• PROBLEMS AND TASKS:
**a.** Can you duplicate the stretch of the GitHub issue page from "Already on GitHub?" through "on the PR/issue."?
**b.** Can you give the stretch of the records from their start through the line that contains "- copyright-text: Copyright", swapping "footer-link" for "bottom-link" and changing nothing else?

• TEXT PASSAGE:
• • • • • • •
Skip to content
New issue

Have a question about this project? Sign up for a free GitHub account to open an issue and contact its maintainers and the community.

By clicking “Sign up for GitHub”, you agree to our terms of service and privacy statement. We’ll occasionally send you account related emails.

Already on GitHub? Sign in to your account

building for mipsel, link fails on missing symbol __sync_fetch_and_add_8, which doesn't exist on mips and shouldn't be getting called #112313

Open
SeanMollet opened this issue Jun 5, 2023 · 14 comments
Labels
A-code-coverage Area: Source-based code coverage (-Cinstrument-coverage) A-LLVM Area: Code generation parts specific to LLVM. Both correctness bugs and optimization-related issues. C-bug Category: This is a bug. I-ICE Issue: The compiler panicked, giving an Internal Compilation Error (ICE) ❄️ O-MIPS Target: MIPS processors T-compiler Relevant to the compiler team, which will review and decide on the PR/issue.
• • • • • • •
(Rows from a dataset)
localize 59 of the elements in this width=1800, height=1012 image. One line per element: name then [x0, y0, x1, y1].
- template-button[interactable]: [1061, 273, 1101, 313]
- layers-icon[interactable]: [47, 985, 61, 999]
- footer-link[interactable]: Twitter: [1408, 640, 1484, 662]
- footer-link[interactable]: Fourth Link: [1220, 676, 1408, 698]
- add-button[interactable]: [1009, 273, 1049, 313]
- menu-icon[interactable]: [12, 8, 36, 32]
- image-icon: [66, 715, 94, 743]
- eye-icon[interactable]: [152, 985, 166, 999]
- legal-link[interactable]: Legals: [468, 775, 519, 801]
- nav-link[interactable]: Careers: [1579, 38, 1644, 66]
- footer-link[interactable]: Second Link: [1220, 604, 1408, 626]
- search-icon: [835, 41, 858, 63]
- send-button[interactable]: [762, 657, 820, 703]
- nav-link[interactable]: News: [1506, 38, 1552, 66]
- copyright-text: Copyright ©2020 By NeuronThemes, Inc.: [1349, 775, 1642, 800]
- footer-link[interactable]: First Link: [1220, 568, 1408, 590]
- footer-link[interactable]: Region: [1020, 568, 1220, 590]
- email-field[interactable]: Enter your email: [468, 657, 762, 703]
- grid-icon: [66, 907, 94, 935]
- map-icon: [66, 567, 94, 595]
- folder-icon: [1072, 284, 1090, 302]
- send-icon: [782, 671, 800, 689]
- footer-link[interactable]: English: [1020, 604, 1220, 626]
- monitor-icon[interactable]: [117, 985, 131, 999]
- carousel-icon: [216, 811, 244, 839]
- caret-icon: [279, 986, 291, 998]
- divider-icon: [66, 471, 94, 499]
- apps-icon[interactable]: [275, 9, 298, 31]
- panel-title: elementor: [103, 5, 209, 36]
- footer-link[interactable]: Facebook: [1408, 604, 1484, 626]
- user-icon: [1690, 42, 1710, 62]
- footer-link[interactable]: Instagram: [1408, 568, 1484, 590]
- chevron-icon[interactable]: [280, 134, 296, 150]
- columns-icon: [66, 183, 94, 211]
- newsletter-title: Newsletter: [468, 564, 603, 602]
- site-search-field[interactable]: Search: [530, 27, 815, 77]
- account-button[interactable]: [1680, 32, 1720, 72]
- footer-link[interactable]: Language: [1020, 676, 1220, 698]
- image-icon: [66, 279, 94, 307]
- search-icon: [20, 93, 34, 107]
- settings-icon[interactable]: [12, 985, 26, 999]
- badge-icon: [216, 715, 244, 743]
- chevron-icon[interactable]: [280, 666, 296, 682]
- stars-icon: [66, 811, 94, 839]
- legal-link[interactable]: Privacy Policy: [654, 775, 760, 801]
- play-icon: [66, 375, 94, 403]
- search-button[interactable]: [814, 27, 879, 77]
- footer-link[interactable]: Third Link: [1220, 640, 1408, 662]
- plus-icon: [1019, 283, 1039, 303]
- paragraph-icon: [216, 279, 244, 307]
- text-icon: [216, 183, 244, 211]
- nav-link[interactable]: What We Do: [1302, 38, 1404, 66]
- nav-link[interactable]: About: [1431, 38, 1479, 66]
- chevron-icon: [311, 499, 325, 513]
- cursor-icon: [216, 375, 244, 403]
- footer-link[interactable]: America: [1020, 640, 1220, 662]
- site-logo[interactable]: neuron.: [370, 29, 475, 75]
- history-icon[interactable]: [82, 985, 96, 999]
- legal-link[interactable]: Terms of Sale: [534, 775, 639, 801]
• • • • • • •
• RESULTS FOR THE EXERCISE:
**a.**
Already on GitHub? Sign in to your account

building for mipsel, link fails on missing symbol __sync_fetch_and_add_8, which doesn't exist on mips and shouldn't be getting called #112313

Open
SeanMollet opened this issue Jun 5, 2023 · 14 comments
Labels
A-code-coverage Area: Source-based code coverage (-Cinstrument-coverage) A-LLVM Area: Code generation parts specific to LLVM. Both correctness bugs and optimization-related issues. C-bug Category: This is a bug. I-ICE Issue: The compiler panicked, giving an Internal Compilation Error (ICE) ❄️ O-MIPS Target: MIPS processors T-compiler Relevant to the compiler team, which will review and decide on the PR/issue.

**b.**
localize 59 of the elements in this width=1800, height=1012 image. One line per element: name then [x0, y0, x1, y1].
- template-button[interactable]: [1061, 273, 1101, 313]
- layers-icon[interactable]: [47, 985, 61, 999]
- bottom-link[interactable]: Twitter: [1408, 640, 1484, 662]
- bottom-link[interactable]: Fourth Link: [1220, 676, 1408, 698]
- add-button[interactable]: [1009, 273, 1049, 313]
- menu-icon[interactable]: [12, 8, 36, 32]
- image-icon: [66, 715, 94, 743]
- eye-icon[interactable]: [152, 985, 166, 999]
- legal-link[interactable]: Legals: [468, 775, 519, 801]
- nav-link[interactable]: Careers: [1579, 38, 1644, 66]
- bottom-link[interactable]: Second Link: [1220, 604, 1408, 626]
- search-icon: [835, 41, 858, 63]
- send-button[interactable]: [762, 657, 820, 703]
- nav-link[interactable]: News: [1506, 38, 1552, 66]
- copyright-text: Copyright ©2020 By NeuronThemes, Inc.: [1349, 775, 1642, 800]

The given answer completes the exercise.